*Stated problem*: Search the entries below. Return every line that has "лечению" in it.

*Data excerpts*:
---------------

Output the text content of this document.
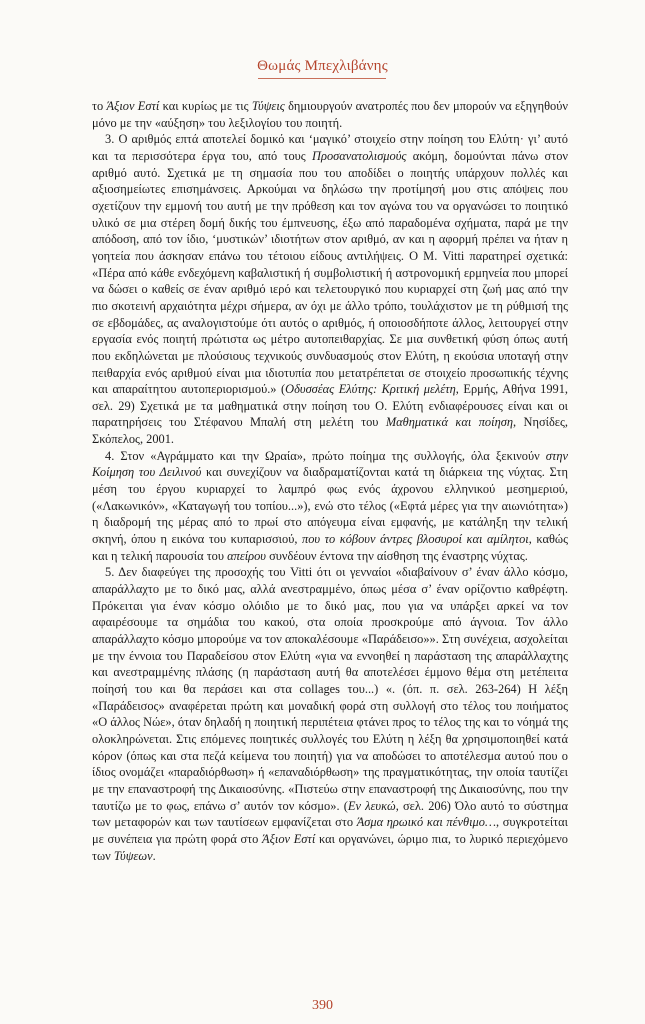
Θωμάς Μπεχλιβάνης

το Άξιον Εστί και κυρίως με τις Τύψεις δημιουργούν ανατροπές που δεν μπορούν να εξηγηθούν μόνο με την «αύξηση» του λεξιλογίου του ποιητή.

3. Ο αριθμός επτά αποτελεί δομικό και ‘μαγικό’ στοιχείο στην ποίηση του Ελύτη· γι’ αυτό και τα περισσότερα έργα του, από τους Προσανατολισμούς ακόμη, δομούνται πάνω στον αριθμό αυτό. Σχετικά με τη σημασία που του αποδίδει ο ποιητής υπάρχουν πολλές και αξιοσημείωτες επισημάνσεις. Αρκούμαι να δηλώσω την προτίμησή μου στις απόψεις που σχετίζουν την εμμονή του αυτή με την πρόθεση και τον αγώνα του να οργανώσει το ποιητικό υλικό σε μια στέρεη δομή δικής του έμπνευσης, έξω από παραδομένα σχήματα, παρά με την απόδοση, από τον ίδιο, ‘μυστικών’ ιδιοτήτων στον αριθμό, αν και η αφορμή πρέπει να ήταν η γοητεία που άσκησαν επάνω του τέτοιου είδους αντιλήψεις. Ο Μ. Vitti παρατηρεί σχετικά: «Πέρα από κάθε ενδεχόμενη καβαλιστική ή συμβολιστική ή αστρονομική ερμηνεία που μπορεί να δώσει ο καθείς σε έναν αριθμό ιερό και τελετουργικό που κυριαρχεί στη ζωή μας από την πιο σκοτεινή αρχαιότητα μέχρι σήμερα, αν όχι με άλλο τρόπο, τουλάχιστον με τη ρύθμισή της σε εβδομάδες, ας αναλογιστούμε ότι αυτός ο αριθμός, ή οποιοσδήποτε άλλος, λειτουργεί στην εργασία ενός ποιητή πρώτιστα ως μέτρο αυτοπειθαρχίας. Σε μια συνθετική φύση όπως αυτή που εκδηλώνεται με πλούσιους τεχνικούς συνδυασμούς στον Ελύτη, η εκούσια υποταγή στην πειθαρχία ενός αριθμού είναι μια ιδιοτυπία που μετατρέπεται σε στοιχείο προσωπικής τέχνης και απαραίτητου αυτοπεριορισμού.» (Οδυσσέας Ελύτης: Κριτική μελέτη, Ερμής, Αθήνα 1991, σελ. 29) Σχετικά με τα μαθηματικά στην ποίηση του Ο. Ελύτη ενδιαφέρουσες είναι και οι παρατηρήσεις του Στέφανου Μπαλή στη μελέτη του Μαθηματικά και ποίηση, Νησίδες, Σκόπελος, 2001.

4. Στον «Αγράμματο και την Ωραία», πρώτο ποίημα της συλλογής, όλα ξεκινούν στην Κοίμηση του Δειλινού και συνεχίζουν να διαδραματίζονται κατά τη διάρκεια της νύχτας. Στη μέση του έργου κυριαρχεί το λαμπρό φως ενός άχρονου ελληνικού μεσημεριού, («Λακωνικόν», «Καταγωγή του τοπίου...»), ενώ στο τέλος («Εφτά μέρες για την αιωνιότητα») η διαδρομή της μέρας από το πρωί στο απόγευμα είναι εμφανής, με κατάληξη την τελική σκηνή, όπου η εικόνα του κυπαρισσιού, που το κόβουν άντρες βλοσυροί και αμίλητοι, καθώς και η τελική παρουσία του απείρου συνδέουν έντονα την αίσθηση της έναστρης νύχτας.

5. Δεν διαφεύγει της προσοχής του Vitti ότι οι γενναίοι «διαβαίνουν σ’ έναν άλλο κόσμο, απαράλλαχτο με το δικό μας, αλλά ανεστραμμένο, όπως μέσα σ’ έναν ορίζοντιο καθρέφτη. Πρόκειται για έναν κόσμο ολόιδιο με το δικό μας, που για να υπάρξει αρκεί να τον αφαιρέσουμε τα σημάδια του κακού, στα οποία προσκρούμε από άγνοια. Τον άλλο απαράλλαχτο κόσμο μπορούμε να τον αποκαλέσουμε «Παράδεισο»». Στη συνέχεια, ασχολείται με την έννοια του Παραδείσου στον Ελύτη «για να εννοηθεί η παράσταση της απαράλλαχτης και ανεστραμμένης πλάσης (η παράσταση αυτή θα αποτελέσει έμμονο θέμα στη μετέπειτα ποίησή του και θα περάσει και στα collages του...) «. (όπ. π. σελ. 263-264) Η λέξη «Παράδεισος» αναφέρεται πρώτη και μοναδική φορά στη συλλογή στο τέλος του ποιήματος «Ο άλλος Νώε», όταν δηλαδή η ποιητική περιπέτεια φτάνει προς το τέλος της και το νόημά της ολοκληρώνεται. Στις επόμενες ποιητικές συλλογές του Ελύτη η λέξη θα χρησιμοποιηθεί κατά κόρον (όπως και στα πεζά κείμενα του ποιητή) για να αποδώσει το αποτέλεσμα αυτού που ο ίδιος ονομάζει «παραδιόρθωση» ή «επαναδιόρθωση» της πραγματικότητας, την οποία ταυτίζει με την επαναστροφή της Δικαιοσύνης. «Πιστεύω στην επαναστροφή της Δικαιοσύνης, που την ταυτίζω με το φως, επάνω σ’ αυτόν τον κόσμο». (Εν λευκώ, σελ. 206) Όλο αυτό το σύστημα των μεταφορών και των ταυτίσεων εμφανίζεται στο Άσμα ηρωικό και πένθιμο…, συγκροτείται με συνέπεια για πρώτη φορά στο Άξιον Εστί και οργανώνει, ώριμο πια, το λυρικό περιεχόμενο των Τύψεων.

390
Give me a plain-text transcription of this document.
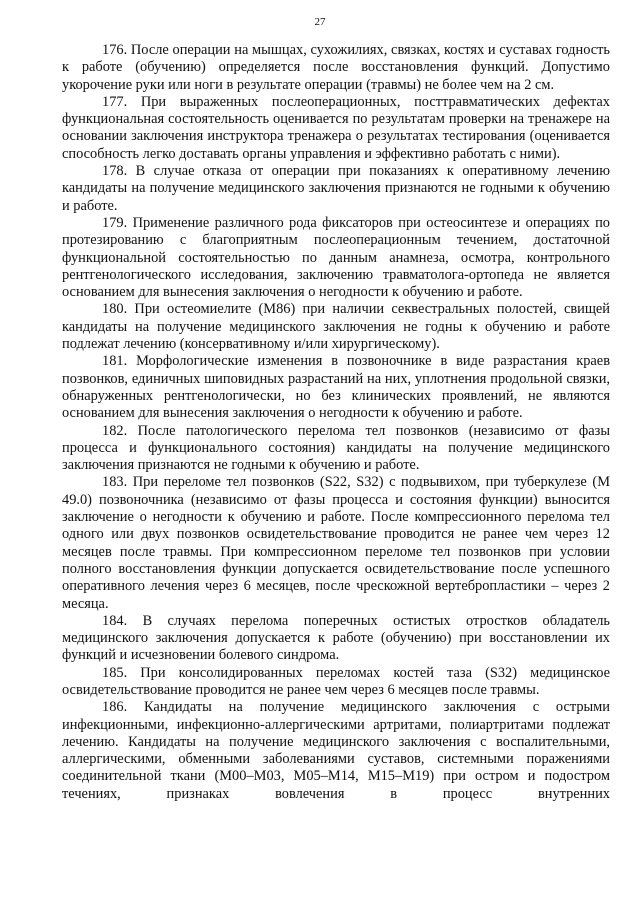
27

176. После операции на мышцах, сухожилиях, связках, костях и суставах годность к работе (обучению) определяется после восстановления функций. Допустимо укорочение руки или ноги в результате операции (травмы) не более чем на 2 см.

177. При выраженных послеоперационных, посттравматических дефектах функциональная состоятельность оценивается по результатам проверки на тренажере на основании заключения инструктора тренажера о результатах тестирования (оценивается способность легко доставать органы управления и эффективно работать с ними).

178. В случае отказа от операции при показаниях к оперативному лечению кандидаты на получение медицинского заключения признаются не годными к обучению и работе.

179. Применение различного рода фиксаторов при остеосинтезе и операциях по протезированию с благоприятным послеоперационным течением, достаточной функциональной состоятельностью по данным анамнеза, осмотра, контрольного рентгенологического исследования, заключению травматолога-ортопеда не является основанием для вынесения заключения о негодности к обучению и работе.

180. При остеомиелите (М86) при наличии секвестральных полостей, свищей кандидаты на получение медицинского заключения не годны к обучению и работе подлежат лечению (консервативному и/или хирургическому).

181. Морфологические изменения в позвоночнике в виде разрастания краев позвонков, единичных шиповидных разрастаний на них, уплотнения продольной связки, обнаруженных рентгенологически, но без клинических проявлений, не являются основанием для вынесения заключения о негодности к обучению и работе.

182. После патологического перелома тел позвонков (независимо от фазы процесса и функционального состояния) кандидаты на получение медицинского заключения признаются не годными к обучению и работе.

183. При переломе тел позвонков (S22, S32) с подвывихом, при туберкулезе (М 49.0) позвоночника (независимо от фазы процесса и состояния функции) выносится заключение о негодности к обучению и работе. После компрессионного перелома тел одного или двух позвонков освидетельствование проводится не ранее чем через 12 месяцев после травмы. При компрессионном переломе тел позвонков при условии полного восстановления функции допускается освидетельствование после успешного оперативного лечения через 6 месяцев, после чрескожной вертебропластики – через 2 месяца.

184. В случаях перелома поперечных остистых отростков обладатель медицинского заключения допускается к работе (обучению) при восстановлении их функций и исчезновении болевого синдрома.

185. При консолидированных переломах костей таза (S32) медицинское освидетельствование проводится не ранее чем через 6 месяцев после травмы.

186. Кандидаты на получение медицинского заключения с острыми инфекционными, инфекционно-аллергическими артритами, полиартритами подлежат лечению. Кандидаты на получение медицинского заключения с воспалительными, аллергическими, обменными заболеваниями суставов, системными поражениями соединительной ткани (М00–М03, М05–М14, М15–М19) при остром и подостром течениях, признаках вовлечения в процесс внутренних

---------------

*Solution for this task*:
178. В случае отказа от операции при показаниях к оперативному лечению кандидаты на получение медицинского заключения признаются не годными к обучению и работе.
180. При остеомиелите (М86) при наличии секвестральных полостей, свищей кандидаты на получение медицинского заключения не годны к обучению и работе подлежат лечению (консервативному и/или хирургическому).
186. Кандидаты на получение медицинского заключения с острыми инфекционными, инфекционно-аллергическими артритами, полиартритами подлежат лечению. Кандидаты на получение медицинского заключения с воспалительными, аллергическими, обменными заболеваниями суставов, системными поражениями соединительной ткани (М00–М03, М05–М14, М15–М19) при остром и подостром течениях, признаках вовлечения в процесс внутренних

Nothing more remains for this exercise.